◆ **Given request**: Transcribe each record exactly. Include every one.

--- Task data ---

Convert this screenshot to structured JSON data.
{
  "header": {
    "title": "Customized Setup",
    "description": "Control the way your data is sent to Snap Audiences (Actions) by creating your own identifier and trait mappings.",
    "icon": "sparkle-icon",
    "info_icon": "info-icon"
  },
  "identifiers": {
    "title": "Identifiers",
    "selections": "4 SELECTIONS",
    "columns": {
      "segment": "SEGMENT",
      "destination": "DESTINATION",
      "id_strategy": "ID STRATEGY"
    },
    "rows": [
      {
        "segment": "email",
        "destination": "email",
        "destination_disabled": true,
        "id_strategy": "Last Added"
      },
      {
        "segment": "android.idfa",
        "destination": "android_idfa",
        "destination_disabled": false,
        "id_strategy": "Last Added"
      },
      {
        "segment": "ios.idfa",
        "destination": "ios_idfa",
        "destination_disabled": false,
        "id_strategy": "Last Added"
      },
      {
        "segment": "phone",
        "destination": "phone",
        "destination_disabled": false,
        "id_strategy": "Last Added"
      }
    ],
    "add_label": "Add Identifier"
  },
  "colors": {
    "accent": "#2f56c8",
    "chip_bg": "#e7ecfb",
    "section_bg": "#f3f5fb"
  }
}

---

◆ **Response**:
Convert this screenshot to structured JSON data.
{
  "header": {
    "title": "Customized Setup",
    "description": "Control the way your data is sent to Snap Audiences (Actions) by creating your own identifier and trait mappings.",
    "icon": "sparkle-icon",
    "info_icon": "info-icon"
  },
  "identifiers": {
    "title": "Identifiers",
    "selections": "4 SELECTIONS",
    "columns": {
      "segment": "SEGMENT",
      "destination": "DESTINATION",
      "id_strategy": "ID STRATEGY"
    },
    "rows": [
      {
        "segment": "email",
        "destination": "email",
        "destination_disabled": true,
        "id_strategy": "Last Added"
      },
      {
        "segment": "android.idfa",
        "destination": "android_idfa",
        "destination_disabled": false,
        "id_strategy": "Last Added"
      },
      {
        "segment": "ios.idfa",
        "destination": "ios_idfa",
        "destination_disabled": false,
        "id_strategy": "Last Added"
      },
      {
        "segment": "phone",
        "destination": "phone",
        "destination_disabled": false,
        "id_strategy": "Last Added"
      }
    ],
    "add_label": "Add Identifier"
  },
  "colors": {
    "accent": "#2f56c8",
    "chip_bg": "#e7ecfb",
    "section_bg": "#f3f5fb"
  }
}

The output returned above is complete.